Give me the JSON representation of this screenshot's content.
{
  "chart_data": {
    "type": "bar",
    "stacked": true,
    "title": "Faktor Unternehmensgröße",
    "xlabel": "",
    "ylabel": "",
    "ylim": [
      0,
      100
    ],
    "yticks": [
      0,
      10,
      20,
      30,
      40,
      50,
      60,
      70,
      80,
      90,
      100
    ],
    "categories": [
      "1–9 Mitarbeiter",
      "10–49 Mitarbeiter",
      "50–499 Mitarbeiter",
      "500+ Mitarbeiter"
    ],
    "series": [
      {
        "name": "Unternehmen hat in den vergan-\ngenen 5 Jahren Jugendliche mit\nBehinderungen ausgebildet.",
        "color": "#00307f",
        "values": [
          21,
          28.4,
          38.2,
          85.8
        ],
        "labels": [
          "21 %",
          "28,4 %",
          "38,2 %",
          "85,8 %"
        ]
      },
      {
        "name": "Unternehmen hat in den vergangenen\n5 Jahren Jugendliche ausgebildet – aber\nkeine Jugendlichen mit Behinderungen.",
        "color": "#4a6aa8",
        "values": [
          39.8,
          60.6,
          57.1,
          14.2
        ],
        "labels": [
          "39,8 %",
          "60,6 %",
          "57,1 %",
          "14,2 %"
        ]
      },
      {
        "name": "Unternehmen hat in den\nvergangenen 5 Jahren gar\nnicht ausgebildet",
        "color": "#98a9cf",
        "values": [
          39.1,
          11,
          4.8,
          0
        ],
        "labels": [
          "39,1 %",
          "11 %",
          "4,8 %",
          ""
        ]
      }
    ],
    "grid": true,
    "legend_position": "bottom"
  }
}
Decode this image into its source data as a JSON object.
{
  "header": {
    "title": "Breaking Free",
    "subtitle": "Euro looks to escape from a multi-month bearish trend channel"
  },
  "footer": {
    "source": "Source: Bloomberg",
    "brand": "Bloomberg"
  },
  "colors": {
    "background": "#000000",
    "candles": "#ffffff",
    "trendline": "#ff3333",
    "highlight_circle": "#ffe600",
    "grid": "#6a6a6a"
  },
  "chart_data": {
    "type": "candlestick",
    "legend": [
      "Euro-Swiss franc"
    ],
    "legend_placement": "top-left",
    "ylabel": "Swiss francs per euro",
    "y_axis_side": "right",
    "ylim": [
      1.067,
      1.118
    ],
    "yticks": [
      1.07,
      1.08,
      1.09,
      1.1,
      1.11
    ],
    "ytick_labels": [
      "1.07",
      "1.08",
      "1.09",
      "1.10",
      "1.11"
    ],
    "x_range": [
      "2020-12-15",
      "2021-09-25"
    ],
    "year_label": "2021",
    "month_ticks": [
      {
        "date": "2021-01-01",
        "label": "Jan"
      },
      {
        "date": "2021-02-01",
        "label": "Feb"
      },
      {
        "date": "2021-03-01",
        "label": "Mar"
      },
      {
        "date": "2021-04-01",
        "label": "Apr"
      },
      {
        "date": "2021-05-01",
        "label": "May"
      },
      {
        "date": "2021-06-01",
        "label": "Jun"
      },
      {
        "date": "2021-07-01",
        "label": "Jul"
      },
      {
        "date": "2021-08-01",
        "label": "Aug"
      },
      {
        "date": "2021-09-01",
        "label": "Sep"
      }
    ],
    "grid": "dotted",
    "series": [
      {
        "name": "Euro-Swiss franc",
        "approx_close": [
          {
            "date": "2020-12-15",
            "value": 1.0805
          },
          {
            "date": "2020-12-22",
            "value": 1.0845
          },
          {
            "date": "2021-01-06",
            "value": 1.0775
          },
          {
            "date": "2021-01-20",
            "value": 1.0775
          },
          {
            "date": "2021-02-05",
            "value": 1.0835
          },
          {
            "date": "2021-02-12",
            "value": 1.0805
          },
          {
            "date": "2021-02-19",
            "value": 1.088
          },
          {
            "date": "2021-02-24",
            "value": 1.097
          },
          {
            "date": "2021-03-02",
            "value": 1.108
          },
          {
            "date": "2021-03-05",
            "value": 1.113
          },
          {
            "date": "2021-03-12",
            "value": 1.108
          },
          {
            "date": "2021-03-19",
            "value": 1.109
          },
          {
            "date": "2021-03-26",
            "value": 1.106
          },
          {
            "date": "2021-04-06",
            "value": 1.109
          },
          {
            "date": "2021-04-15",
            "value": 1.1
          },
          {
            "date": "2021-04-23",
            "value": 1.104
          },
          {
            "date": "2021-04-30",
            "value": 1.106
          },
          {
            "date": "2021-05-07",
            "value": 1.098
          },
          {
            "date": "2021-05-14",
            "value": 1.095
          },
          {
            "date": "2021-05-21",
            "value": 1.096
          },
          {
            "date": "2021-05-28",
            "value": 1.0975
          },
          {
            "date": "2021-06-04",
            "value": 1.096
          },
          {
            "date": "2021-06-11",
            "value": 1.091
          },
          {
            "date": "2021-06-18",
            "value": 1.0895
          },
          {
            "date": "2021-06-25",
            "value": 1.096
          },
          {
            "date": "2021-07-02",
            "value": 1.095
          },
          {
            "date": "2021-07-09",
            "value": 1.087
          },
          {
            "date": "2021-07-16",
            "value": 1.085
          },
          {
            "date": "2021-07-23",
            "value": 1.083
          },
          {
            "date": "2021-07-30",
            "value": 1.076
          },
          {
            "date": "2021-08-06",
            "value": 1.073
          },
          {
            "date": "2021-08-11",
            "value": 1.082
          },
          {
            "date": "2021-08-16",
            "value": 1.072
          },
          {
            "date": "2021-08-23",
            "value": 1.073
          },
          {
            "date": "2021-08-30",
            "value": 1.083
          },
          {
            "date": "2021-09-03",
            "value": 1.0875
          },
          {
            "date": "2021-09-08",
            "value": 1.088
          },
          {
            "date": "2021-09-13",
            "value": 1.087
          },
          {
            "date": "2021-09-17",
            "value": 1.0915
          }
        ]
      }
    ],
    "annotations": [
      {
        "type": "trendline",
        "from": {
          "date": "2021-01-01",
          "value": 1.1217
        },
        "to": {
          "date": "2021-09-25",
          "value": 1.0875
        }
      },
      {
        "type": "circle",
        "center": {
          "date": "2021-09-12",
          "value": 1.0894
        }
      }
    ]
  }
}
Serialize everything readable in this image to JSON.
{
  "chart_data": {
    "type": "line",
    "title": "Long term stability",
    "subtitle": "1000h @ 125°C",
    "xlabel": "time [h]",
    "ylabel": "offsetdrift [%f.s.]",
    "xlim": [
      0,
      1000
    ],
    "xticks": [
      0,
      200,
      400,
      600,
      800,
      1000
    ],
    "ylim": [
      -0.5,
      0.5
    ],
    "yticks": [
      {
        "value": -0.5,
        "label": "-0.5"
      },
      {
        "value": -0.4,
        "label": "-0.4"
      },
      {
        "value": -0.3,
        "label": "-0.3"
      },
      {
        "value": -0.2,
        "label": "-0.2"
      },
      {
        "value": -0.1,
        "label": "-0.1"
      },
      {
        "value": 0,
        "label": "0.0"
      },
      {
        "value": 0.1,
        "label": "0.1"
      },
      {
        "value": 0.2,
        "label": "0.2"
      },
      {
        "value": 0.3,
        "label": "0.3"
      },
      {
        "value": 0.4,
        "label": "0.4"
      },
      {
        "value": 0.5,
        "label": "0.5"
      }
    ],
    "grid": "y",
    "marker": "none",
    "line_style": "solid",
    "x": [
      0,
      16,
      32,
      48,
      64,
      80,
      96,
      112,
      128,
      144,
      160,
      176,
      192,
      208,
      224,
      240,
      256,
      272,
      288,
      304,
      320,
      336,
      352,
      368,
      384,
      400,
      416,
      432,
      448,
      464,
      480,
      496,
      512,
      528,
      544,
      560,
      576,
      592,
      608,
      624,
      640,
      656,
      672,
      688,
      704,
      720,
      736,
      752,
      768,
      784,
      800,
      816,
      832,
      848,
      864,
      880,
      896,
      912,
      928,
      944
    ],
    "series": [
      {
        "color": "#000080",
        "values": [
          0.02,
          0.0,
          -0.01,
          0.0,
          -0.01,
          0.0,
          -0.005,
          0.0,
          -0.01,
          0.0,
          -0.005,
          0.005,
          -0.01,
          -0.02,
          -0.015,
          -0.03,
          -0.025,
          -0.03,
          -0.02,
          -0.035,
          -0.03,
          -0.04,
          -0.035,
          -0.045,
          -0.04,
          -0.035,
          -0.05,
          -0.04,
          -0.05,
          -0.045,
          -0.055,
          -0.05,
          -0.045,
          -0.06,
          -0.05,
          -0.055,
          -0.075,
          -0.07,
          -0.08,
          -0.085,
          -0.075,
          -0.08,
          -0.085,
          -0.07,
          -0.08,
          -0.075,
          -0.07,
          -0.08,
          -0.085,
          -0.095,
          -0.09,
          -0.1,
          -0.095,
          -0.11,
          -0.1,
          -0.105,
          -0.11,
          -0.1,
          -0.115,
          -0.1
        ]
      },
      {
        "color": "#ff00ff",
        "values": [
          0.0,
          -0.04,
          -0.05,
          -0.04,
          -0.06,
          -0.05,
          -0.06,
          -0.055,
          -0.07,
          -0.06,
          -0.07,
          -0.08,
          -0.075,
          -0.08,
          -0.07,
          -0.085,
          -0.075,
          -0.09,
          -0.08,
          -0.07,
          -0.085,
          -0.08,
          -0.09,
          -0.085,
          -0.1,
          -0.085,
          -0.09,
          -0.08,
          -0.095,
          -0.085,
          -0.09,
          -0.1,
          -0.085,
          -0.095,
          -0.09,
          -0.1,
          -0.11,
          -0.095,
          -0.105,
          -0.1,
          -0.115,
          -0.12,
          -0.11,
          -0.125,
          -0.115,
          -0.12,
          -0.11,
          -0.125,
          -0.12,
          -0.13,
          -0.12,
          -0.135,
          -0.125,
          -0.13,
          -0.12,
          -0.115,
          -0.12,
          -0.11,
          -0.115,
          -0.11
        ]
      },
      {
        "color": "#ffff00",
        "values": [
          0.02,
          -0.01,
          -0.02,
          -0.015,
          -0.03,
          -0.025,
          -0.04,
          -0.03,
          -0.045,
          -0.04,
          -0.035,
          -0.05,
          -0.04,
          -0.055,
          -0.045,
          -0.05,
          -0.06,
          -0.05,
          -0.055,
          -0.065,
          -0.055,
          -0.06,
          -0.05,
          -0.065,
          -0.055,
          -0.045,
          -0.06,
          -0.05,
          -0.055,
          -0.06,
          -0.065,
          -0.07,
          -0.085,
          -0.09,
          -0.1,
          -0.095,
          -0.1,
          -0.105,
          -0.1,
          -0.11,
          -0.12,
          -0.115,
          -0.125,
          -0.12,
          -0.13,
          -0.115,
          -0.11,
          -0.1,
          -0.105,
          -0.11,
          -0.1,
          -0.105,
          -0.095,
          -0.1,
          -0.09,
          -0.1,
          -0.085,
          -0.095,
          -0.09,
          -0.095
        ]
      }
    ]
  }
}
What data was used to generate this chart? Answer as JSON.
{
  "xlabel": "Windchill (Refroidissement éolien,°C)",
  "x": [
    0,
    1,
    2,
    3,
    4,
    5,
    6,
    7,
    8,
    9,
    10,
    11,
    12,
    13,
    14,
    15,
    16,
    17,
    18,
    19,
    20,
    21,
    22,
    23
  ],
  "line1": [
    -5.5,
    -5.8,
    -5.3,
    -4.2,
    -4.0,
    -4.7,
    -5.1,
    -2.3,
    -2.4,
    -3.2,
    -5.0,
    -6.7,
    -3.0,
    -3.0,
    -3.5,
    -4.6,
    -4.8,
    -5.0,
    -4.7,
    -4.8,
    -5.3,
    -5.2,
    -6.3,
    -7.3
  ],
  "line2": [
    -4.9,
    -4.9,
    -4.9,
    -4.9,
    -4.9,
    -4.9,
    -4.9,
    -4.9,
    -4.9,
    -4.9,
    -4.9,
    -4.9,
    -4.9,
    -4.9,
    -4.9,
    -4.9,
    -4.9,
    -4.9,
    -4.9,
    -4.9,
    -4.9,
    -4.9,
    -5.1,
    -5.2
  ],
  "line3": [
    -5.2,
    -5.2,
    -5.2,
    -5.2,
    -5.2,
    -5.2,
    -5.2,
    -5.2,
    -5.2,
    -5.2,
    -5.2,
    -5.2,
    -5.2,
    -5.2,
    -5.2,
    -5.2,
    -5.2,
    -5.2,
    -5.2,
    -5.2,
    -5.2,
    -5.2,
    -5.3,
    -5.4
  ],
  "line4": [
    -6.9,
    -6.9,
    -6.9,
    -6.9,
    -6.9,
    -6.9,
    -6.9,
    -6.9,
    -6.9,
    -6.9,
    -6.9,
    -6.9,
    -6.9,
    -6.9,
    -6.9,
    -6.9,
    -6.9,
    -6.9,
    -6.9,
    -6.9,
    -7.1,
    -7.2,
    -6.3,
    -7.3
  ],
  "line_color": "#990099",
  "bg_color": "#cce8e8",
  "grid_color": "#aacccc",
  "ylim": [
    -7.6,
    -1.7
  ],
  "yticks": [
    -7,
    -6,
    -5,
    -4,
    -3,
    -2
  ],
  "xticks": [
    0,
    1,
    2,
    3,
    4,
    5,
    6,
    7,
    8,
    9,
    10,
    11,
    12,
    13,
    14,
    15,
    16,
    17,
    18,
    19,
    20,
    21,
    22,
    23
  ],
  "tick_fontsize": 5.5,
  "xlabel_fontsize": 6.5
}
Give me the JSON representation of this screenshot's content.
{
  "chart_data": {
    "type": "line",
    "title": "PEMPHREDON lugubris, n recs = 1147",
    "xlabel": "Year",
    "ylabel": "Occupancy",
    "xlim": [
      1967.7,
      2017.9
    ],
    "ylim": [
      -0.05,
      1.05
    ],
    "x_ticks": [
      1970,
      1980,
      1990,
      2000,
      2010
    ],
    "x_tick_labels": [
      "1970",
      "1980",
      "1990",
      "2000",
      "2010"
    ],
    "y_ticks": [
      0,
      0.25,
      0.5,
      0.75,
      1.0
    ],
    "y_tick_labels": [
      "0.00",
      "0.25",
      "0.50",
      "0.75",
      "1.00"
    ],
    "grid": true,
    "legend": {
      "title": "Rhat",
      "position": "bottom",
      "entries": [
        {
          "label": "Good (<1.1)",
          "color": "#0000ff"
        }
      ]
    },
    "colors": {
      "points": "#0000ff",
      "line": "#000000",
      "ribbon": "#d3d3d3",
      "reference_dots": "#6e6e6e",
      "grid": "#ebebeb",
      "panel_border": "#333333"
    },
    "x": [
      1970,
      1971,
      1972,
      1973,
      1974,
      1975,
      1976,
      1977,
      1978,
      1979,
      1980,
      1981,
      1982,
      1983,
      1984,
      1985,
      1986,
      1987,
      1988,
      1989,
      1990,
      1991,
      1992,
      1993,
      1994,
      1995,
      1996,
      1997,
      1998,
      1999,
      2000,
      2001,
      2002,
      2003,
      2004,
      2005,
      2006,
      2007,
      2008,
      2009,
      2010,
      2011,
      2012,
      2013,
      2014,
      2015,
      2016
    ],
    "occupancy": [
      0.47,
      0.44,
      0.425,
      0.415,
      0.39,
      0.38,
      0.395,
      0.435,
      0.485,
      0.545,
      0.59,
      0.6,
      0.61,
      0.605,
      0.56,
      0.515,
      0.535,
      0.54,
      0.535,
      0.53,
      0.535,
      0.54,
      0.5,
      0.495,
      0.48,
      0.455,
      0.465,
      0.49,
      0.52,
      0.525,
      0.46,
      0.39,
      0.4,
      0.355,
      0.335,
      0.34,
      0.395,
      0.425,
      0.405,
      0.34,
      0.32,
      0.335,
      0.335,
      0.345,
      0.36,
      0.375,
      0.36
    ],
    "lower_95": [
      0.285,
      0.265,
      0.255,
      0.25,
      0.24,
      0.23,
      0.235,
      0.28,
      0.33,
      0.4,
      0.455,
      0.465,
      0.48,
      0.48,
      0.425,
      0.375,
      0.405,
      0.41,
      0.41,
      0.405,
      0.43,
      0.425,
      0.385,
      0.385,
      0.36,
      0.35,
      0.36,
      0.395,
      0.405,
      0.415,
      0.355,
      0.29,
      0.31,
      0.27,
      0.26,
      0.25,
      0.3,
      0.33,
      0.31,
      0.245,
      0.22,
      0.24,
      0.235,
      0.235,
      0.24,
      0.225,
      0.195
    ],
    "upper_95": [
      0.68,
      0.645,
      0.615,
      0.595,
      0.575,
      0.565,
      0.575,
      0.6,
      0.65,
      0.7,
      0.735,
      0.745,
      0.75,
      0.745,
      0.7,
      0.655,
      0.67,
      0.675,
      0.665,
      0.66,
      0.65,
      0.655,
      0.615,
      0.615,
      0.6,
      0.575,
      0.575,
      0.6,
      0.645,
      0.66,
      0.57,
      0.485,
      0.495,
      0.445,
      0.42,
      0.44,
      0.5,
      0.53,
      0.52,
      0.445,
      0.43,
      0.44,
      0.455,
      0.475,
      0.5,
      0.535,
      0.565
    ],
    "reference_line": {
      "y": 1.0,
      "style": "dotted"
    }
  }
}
--- --- ---
How many lines of the entries above hold the string "Swiss"? Reply with the number alone.

### Written response:
3